Please return, unchanged, the records between the line holding "Identify all the" and the line holding "bar: [619, 375, 660, 393]", inclusive.

Available records
-- -- --

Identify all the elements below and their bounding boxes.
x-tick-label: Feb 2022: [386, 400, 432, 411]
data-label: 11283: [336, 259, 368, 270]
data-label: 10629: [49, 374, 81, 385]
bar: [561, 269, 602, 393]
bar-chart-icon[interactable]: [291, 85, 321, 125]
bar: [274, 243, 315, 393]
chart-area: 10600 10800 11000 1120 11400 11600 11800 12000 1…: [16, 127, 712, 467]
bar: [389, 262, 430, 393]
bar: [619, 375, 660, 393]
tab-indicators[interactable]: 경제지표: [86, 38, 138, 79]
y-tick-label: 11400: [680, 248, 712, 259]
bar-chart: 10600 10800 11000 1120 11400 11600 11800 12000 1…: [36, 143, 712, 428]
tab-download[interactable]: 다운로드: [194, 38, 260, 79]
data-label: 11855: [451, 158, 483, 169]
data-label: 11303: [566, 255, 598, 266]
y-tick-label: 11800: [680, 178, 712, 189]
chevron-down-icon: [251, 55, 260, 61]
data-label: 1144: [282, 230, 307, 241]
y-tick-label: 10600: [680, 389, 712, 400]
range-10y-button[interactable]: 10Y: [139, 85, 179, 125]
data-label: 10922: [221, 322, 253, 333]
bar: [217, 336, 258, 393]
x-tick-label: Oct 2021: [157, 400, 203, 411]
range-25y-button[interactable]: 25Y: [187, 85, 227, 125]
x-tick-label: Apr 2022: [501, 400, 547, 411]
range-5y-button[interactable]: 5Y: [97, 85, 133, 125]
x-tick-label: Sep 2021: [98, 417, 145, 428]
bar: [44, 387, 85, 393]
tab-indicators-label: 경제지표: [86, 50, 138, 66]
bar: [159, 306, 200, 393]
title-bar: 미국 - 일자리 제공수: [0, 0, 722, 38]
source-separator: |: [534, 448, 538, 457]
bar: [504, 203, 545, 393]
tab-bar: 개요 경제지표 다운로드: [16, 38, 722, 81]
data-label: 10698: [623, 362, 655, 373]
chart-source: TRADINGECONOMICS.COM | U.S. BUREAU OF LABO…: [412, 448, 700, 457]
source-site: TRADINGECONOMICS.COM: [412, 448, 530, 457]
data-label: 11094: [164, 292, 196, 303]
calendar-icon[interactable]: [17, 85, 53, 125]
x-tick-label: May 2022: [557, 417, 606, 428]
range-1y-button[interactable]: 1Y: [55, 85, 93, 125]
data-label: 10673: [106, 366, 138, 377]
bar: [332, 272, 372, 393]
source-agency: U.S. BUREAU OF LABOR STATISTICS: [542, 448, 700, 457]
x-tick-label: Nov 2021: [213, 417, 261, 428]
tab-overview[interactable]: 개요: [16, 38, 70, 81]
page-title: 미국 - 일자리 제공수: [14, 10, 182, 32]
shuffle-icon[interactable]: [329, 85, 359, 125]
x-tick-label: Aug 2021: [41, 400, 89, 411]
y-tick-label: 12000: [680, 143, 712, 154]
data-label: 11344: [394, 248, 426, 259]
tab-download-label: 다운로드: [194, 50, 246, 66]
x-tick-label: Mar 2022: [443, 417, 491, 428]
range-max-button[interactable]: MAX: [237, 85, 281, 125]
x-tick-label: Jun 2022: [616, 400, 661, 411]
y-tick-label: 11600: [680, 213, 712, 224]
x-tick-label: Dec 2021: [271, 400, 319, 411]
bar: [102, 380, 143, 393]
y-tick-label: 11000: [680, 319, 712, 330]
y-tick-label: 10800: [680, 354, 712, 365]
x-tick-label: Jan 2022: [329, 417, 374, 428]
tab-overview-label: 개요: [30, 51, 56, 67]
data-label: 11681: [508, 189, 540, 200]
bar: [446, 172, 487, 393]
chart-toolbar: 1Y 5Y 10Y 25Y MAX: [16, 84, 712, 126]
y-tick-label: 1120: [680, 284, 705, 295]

-- -- --

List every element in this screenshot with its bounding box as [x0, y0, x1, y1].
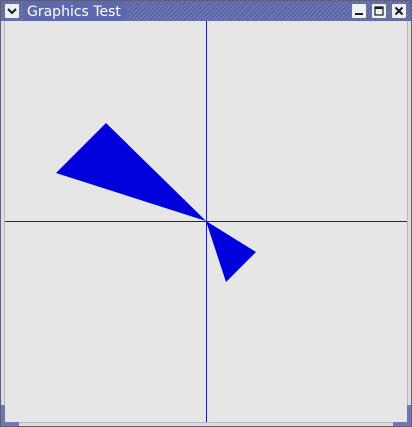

-- -- --

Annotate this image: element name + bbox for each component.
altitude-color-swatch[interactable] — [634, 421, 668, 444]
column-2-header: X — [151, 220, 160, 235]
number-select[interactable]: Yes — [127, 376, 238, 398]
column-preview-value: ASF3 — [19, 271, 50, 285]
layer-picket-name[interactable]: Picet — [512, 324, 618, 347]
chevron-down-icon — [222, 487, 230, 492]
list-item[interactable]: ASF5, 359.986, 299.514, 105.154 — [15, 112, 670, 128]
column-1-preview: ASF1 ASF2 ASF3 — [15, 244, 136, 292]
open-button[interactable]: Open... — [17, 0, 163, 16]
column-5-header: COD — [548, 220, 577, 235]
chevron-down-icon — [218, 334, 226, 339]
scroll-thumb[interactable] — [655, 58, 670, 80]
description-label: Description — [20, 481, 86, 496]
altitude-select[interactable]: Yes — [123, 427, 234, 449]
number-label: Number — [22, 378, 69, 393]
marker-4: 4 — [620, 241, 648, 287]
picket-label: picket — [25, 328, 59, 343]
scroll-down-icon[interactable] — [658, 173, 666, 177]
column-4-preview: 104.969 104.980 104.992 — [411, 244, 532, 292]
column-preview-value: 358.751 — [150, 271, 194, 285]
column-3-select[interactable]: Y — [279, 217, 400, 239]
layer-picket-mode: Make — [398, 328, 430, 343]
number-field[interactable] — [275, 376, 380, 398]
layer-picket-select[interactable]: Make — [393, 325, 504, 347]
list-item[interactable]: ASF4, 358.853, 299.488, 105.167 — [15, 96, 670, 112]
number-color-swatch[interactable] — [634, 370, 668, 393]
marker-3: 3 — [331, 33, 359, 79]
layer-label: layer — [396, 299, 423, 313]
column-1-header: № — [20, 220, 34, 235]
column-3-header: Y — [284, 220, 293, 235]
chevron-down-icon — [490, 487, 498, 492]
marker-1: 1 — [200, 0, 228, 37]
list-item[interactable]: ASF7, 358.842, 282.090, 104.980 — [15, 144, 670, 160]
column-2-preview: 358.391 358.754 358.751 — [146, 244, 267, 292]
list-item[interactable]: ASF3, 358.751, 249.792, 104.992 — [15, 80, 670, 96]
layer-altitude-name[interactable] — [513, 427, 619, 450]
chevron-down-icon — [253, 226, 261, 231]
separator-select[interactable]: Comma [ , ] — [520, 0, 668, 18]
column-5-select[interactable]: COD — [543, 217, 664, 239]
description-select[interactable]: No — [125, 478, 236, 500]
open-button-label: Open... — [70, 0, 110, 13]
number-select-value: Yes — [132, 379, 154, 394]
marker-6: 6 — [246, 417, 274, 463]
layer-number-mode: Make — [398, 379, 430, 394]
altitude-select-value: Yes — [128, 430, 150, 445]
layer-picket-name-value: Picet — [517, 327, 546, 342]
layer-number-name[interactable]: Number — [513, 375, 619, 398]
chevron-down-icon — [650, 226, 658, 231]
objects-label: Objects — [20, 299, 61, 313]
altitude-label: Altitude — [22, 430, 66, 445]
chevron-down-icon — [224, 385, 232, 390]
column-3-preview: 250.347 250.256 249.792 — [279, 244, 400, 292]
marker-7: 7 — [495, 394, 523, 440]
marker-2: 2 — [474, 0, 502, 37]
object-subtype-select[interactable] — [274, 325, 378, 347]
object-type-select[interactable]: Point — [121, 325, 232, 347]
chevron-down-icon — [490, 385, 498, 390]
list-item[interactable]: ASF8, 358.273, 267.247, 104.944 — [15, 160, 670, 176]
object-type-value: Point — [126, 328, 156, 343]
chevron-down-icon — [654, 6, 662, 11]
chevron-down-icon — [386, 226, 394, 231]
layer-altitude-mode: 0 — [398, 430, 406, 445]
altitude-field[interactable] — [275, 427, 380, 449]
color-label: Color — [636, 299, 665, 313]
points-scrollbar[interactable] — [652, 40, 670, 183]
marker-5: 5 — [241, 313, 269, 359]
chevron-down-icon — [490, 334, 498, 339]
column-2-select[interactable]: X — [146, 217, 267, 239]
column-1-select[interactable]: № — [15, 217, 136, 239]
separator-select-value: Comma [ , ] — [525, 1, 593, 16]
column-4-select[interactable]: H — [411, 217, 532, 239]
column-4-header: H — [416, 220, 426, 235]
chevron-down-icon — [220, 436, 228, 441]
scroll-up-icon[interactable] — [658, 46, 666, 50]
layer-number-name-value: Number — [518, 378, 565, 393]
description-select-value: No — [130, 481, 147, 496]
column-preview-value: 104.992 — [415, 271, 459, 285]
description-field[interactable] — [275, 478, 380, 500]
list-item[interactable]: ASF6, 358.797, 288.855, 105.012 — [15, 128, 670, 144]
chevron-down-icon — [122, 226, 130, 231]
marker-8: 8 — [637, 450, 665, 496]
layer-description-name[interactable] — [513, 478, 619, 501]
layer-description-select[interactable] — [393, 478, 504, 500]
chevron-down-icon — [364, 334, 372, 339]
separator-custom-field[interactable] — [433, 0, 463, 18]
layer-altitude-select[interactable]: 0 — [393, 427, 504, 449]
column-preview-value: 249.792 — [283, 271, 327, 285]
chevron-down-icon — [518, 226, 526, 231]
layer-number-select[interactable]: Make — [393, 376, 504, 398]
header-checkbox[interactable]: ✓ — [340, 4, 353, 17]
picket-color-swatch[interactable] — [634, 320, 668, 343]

-- -- --

In response
Identify all the elements below and their bounding boxes.
x-tick-label: Feb 2022: [386, 400, 432, 411]
data-label: 11283: [336, 259, 368, 270]
data-label: 10629: [49, 374, 81, 385]
bar: [561, 269, 602, 393]
bar-chart-icon[interactable]: [291, 85, 321, 125]
bar: [274, 243, 315, 393]
chart-area: 10600 10800 11000 1120 11400 11600 11800 12000 1…: [16, 127, 712, 467]
bar: [389, 262, 430, 393]
bar: [619, 375, 660, 393]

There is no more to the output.